**Task statement**
Using the listing below, extract each line that has the word "Resident" in it.
.....
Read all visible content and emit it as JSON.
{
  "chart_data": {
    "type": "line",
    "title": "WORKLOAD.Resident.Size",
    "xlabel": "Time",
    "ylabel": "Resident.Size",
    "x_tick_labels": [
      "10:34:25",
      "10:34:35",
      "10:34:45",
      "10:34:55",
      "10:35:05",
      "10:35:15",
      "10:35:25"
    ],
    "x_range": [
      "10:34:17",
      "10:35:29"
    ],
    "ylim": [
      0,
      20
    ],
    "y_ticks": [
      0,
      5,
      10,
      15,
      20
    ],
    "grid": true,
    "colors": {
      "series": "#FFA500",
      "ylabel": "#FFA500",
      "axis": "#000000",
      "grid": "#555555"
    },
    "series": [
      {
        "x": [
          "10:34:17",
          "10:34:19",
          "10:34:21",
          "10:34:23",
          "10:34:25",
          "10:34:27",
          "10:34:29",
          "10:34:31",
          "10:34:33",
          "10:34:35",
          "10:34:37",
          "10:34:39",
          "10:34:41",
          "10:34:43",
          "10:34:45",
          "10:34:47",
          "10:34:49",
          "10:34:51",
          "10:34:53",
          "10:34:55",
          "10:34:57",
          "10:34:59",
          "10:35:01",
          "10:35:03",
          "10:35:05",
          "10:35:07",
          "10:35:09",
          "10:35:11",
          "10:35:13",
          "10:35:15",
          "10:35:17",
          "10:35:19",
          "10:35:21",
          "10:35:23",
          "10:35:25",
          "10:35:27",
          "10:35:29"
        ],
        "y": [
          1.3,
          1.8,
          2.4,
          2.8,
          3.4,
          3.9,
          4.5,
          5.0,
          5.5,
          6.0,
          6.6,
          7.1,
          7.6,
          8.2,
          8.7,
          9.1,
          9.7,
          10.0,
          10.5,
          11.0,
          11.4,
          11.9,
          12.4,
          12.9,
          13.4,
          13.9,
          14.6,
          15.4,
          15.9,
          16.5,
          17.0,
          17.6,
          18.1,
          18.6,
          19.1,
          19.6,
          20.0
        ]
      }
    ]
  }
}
.....
**Exercise output**
    "title": "WORKLOAD.Resident.Size",
    "ylabel": "Resident.Size",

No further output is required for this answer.